**RECORDS TO PROCESS:**
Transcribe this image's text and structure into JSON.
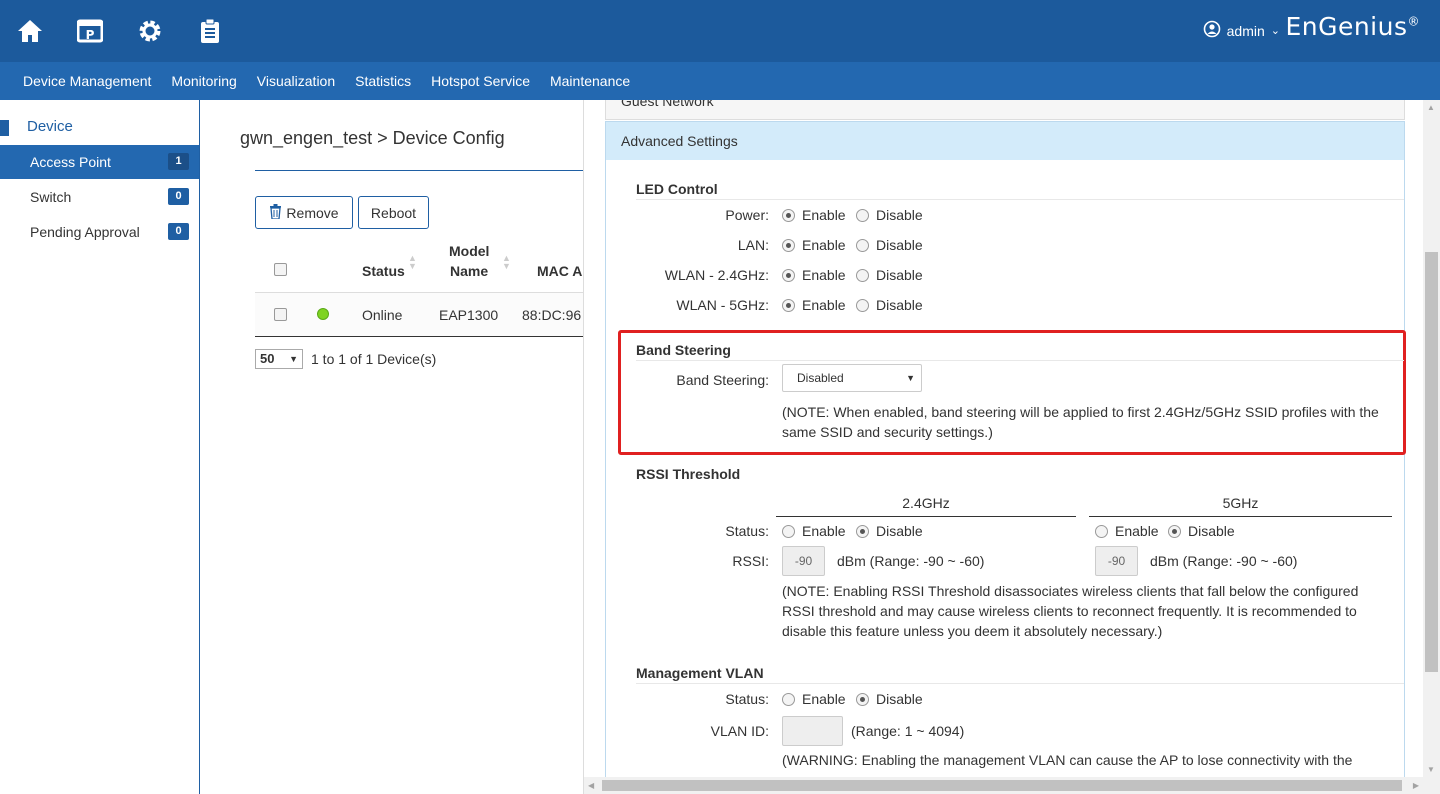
{
  "header": {
    "user": "admin",
    "brand": "EnGenius",
    "brand_mark": "®"
  },
  "nav": [
    "Device Management",
    "Monitoring",
    "Visualization",
    "Statistics",
    "Hotspot Service",
    "Maintenance"
  ],
  "sidebar": {
    "heading": "Device",
    "items": [
      {
        "label": "Access Point",
        "count": "1"
      },
      {
        "label": "Switch",
        "count": "0"
      },
      {
        "label": "Pending Approval",
        "count": "0"
      }
    ]
  },
  "middle": {
    "breadcrumb": "gwn_engen_test > Device Config",
    "remove_label": "Remove",
    "reboot_label": "Reboot",
    "columns": {
      "status": "Status",
      "model_1": "Model",
      "model_2": "Name",
      "mac": "MAC A"
    },
    "row": {
      "status": "Online",
      "model": "EAP1300",
      "mac": "88:DC:96"
    },
    "page_size": "50",
    "page_info": "1 to 1 of 1 Device(s)"
  },
  "config": {
    "guest_network": "Guest Network",
    "advanced_settings": "Advanced Settings",
    "led": {
      "title": "LED Control",
      "rows": [
        {
          "label": "Power:",
          "enable": "Enable",
          "disable": "Disable"
        },
        {
          "label": "LAN:",
          "enable": "Enable",
          "disable": "Disable"
        },
        {
          "label": "WLAN - 2.4GHz:",
          "enable": "Enable",
          "disable": "Disable"
        },
        {
          "label": "WLAN - 5GHz:",
          "enable": "Enable",
          "disable": "Disable"
        }
      ]
    },
    "band_steering": {
      "title": "Band Steering",
      "label": "Band Steering:",
      "value": "Disabled",
      "note_1": "(NOTE: When enabled, band steering will be applied to first 2.4GHz/5GHz SSID profiles with the",
      "note_2": "same SSID and security settings.)"
    },
    "rssi": {
      "title": "RSSI Threshold",
      "band_24": "2.4GHz",
      "band_5": "5GHz",
      "status_label": "Status:",
      "rssi_label": "RSSI:",
      "enable": "Enable",
      "disable": "Disable",
      "value_24": "-90",
      "value_5": "-90",
      "range_24": "dBm (Range: -90 ~ -60)",
      "range_5": "dBm (Range: -90 ~ -60)",
      "note_1": "(NOTE: Enabling RSSI Threshold disassociates wireless clients that fall below the configured",
      "note_2": "RSSI threshold and may cause wireless clients to reconnect frequently. It is recommended to",
      "note_3": "disable this feature unless you deem it absolutely necessary.)"
    },
    "mgmt_vlan": {
      "title": "Management VLAN",
      "status_label": "Status:",
      "enable": "Enable",
      "disable": "Disable",
      "vlan_label": "VLAN ID:",
      "vlan_value": "",
      "range": "(Range: 1 ~ 4094)",
      "warning": "(WARNING: Enabling the management VLAN can cause the AP to lose connectivity with the"
    }
  },
  "colors": {
    "header": "#1c5a9c",
    "nav": "#2368b0",
    "highlight": "#e02020",
    "panel_head": "#d3ebfa",
    "online": "#7ed321"
  }
}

**WHAT THE TASK REQUIRES:** Copy each line of the records above that carries the word "Enabling".

**SOLUTION TO THIS PROBLEM:**
      "note_1": "(NOTE: Enabling RSSI Threshold disassociates wireless clients that fall below the configured",
      "warning": "(WARNING: Enabling the management VLAN can cause the AP to lose connectivity with the"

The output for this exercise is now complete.